--- Start of Provided records ---
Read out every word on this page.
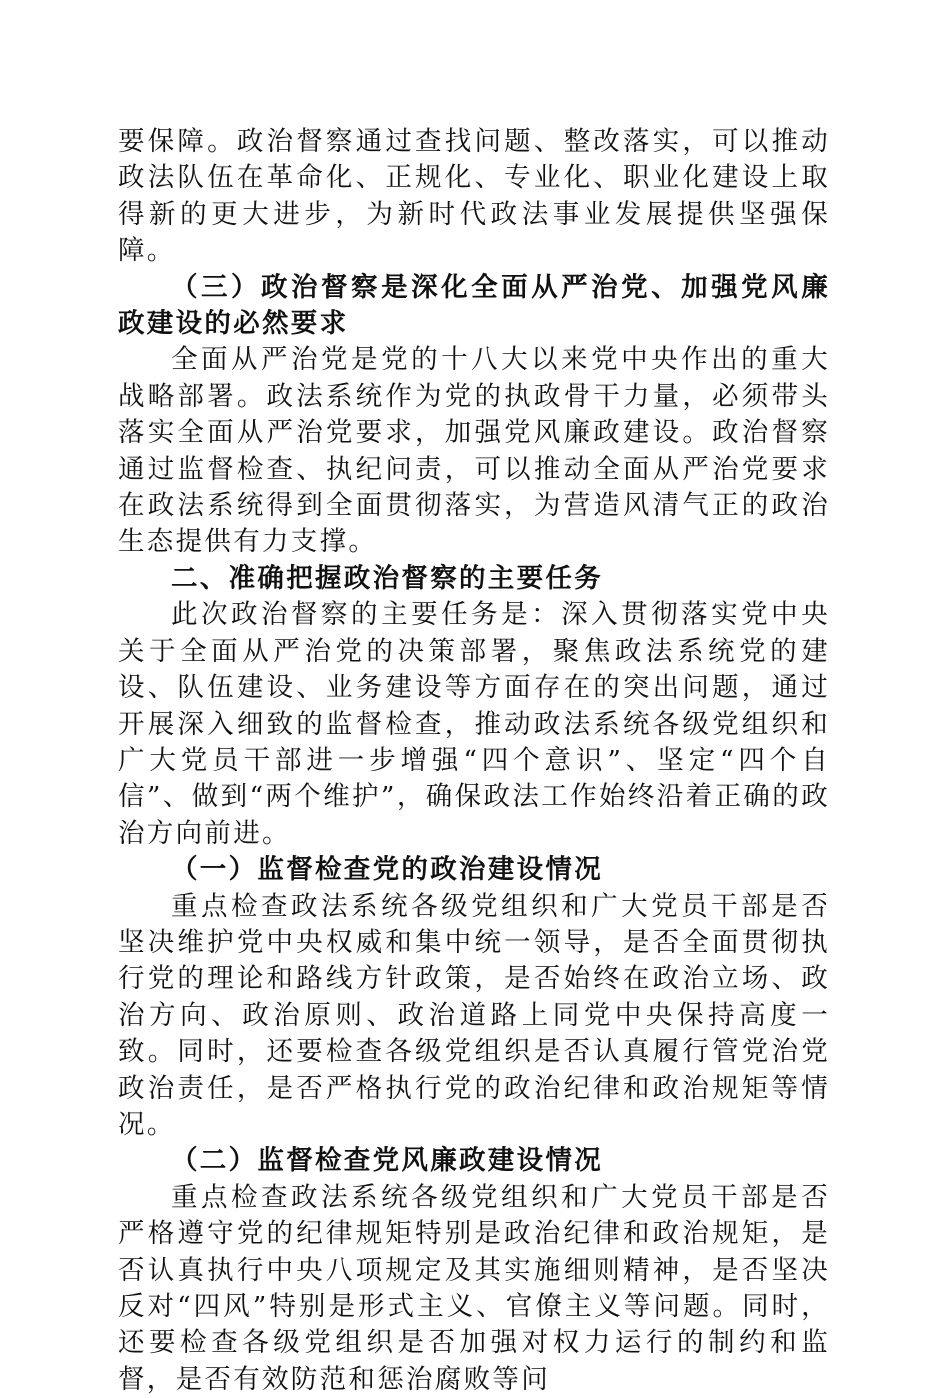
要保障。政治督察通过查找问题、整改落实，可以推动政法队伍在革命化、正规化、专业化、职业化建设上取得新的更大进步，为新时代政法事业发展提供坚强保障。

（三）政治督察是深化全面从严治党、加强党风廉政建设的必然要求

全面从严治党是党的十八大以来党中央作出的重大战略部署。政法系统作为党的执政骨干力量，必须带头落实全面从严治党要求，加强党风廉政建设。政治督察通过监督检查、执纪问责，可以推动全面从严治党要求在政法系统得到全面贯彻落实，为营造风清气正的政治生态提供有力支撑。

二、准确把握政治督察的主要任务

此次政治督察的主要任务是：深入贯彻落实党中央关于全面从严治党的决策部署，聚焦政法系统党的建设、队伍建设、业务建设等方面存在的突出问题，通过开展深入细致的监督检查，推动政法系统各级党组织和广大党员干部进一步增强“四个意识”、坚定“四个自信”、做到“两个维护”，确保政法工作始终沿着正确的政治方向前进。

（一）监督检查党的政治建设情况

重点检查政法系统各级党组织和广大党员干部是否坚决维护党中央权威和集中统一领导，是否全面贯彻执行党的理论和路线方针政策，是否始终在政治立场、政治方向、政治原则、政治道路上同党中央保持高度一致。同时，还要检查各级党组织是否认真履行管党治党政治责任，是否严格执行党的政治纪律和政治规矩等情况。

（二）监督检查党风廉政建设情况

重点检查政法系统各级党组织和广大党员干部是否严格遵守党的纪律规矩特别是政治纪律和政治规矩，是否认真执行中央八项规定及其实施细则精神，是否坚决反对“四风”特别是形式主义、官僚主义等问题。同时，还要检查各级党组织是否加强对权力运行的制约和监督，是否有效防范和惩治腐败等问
--- End of Provided records ---
**Exercise objective**
Reproduce the entries above exactly. Do not include the images.

**Response for this exercise**
Read out every word on this page.
要保障。政治督察通过查找问题、整改落实，可以推动政法队伍在革命化、正规化、专业化、职业化建设上取得新的更大进步，为新时代政法事业发展提供坚强保障。

（三）政治督察是深化全面从严治党、加强党风廉政建设的必然要求

全面从严治党是党的十八大以来党中央作出的重大战略部署。政法系统作为党的执政骨干力量，必须带头落实全面从严治党要求，加强党风廉政建设。政治督察通过监督检查、执纪问责，可以推动全面从严治党要求在政法系统得到全面贯彻落实，为营造风清气正的政治生态提供有力支撑。

二、准确把握政治督察的主要任务

此次政治督察的主要任务是：深入贯彻落实党中央关于全面从严治党的决策部署，聚焦政法系统党的建设、队伍建设、业务建设等方面存在的突出问题，通过开展深入细致的监督检查，推动政法系统各级党组织和广大党员干部进一步增强“四个意识”、坚定“四个自信”、做到“两个维护”，确保政法工作始终沿着正确的政治方向前进。

（一）监督检查党的政治建设情况

重点检查政法系统各级党组织和广大党员干部是否坚决维护党中央权威和集中统一领导，是否全面贯彻执行党的理论和路线方针政策，是否始终在政治立场、政治方向、政治原则、政治道路上同党中央保持高度一致。同时，还要检查各级党组织是否认真履行管党治党政治责任，是否严格执行党的政治纪律和政治规矩等情况。

（二）监督检查党风廉政建设情况

重点检查政法系统各级党组织和广大党员干部是否严格遵守党的纪律规矩特别是政治纪律和政治规矩，是否认真执行中央八项规定及其实施细则精神，是否坚决反对“四风”特别是形式主义、官僚主义等问题。同时，还要检查各级党组织是否加强对权力运行的制约和监督，是否有效防范和惩治腐败等问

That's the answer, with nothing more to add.